===== Okuma Metni

İstanbul’un Fethi’nin 570’inci yıl dönümü

İstanbul’un Fethi’nin 570’inci yıl dönümü

Osmanlı İmparatorluğu'nun batıya doğru genişlemesi ve Bizans İmparatorluğu'nun sona ermesi açısından tarihte bir dönüm noktası olan İstanbul'un fethinin üzerinden 570 yıl geçti. Birçok tarihçi bu olayı Orta Çağ'ın sonu ve Avrupa'nın erken modern döneminin başlangıcı olarak kabul ediyor. Buna ek olarak fetih, Osmanlı İmparatorluğu'nun büyümesinin ve Balkanlar'da İslam'ın yayılmasının önünü açtı. Ayrıca insanlık tarihinin gidişatını bugün hala görülebilecek şekilde etkiledi. Gelin İstanbul’un fethinin tarihteki yerine yakından bakalım.

Tarihte İstanbul’un fethi

Konstantinopolis, araştırmacı Engin Akyürek’in belirtmiş olduğu gibi doğal bir gelişim sürecinin sonucunda değil, bilinçli bir tercih ve irade ile kurulmuş olan bir başkent. MÖ 7’nci yüzyılda Sarayburnu’da bir Yunan koloni yerleşmesi olarak kurulan Byzantion kenti, MÖ 2’nci yüzyılda Roma İmparatorluğu’na bağlandı. Ancak bu küçük Roma kentinin kaderi 330 yılında Roma İmparatoru Birinci Constantinus (324-337) tarafından imparatorluğun yeni başkenti olarak seçildiğinde bütünüyle değişti; kurucusunun adıyla Konstantinopolis olarak anılan kent, geç antik dünyanın merkezi haline geldi.

==========
===== Kayıtlı Veriler

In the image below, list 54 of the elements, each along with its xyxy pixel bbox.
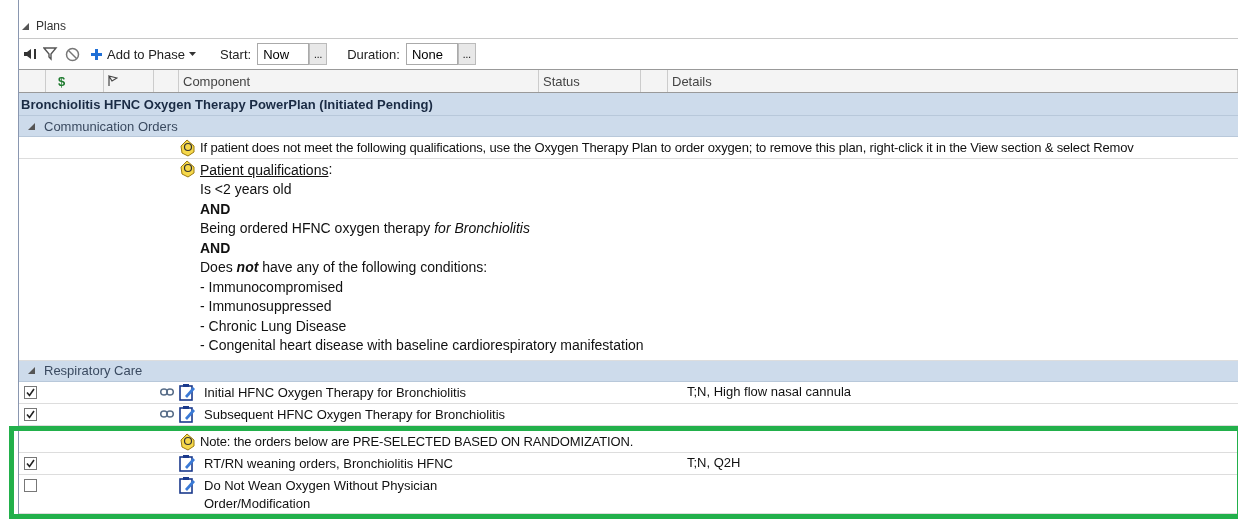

==========

**Yapılacak İş:**
İstanbul'un fethine ilişkin metnin "Tarihte İstanbul’un fethi" ifadesinden "merkezi haline geldi." ifadesine kadar uzanan bölümünü, hiçbir değişiklik yapmadan yazınız. Yanıtlarınızda yalnızca metne dayanınız.

**Yanıt:**
Tarihte İstanbul’un fethi

Konstantinopolis, araştırmacı Engin Akyürek’in belirtmiş olduğu gibi doğal bir gelişim sürecinin sonucunda değil, bilinçli bir tercih ve irade ile kurulmuş olan bir başkent. MÖ 7’nci yüzyılda Sarayburnu’da bir Yunan koloni yerleşmesi olarak kurulan Byzantion kenti, MÖ 2’nci yüzyılda Roma İmparatorluğu’na bağlandı. Ancak bu küçük Roma kentinin kaderi 330 yılında Roma İmparatoru Birinci Constantinus (324-337) tarafından imparatorluğun yeni başkenti olarak seçildiğinde bütünüyle değişti; kurucusunun adıyla Konstantinopolis olarak anılan kent, geç antik dünyanın merkezi haline geldi.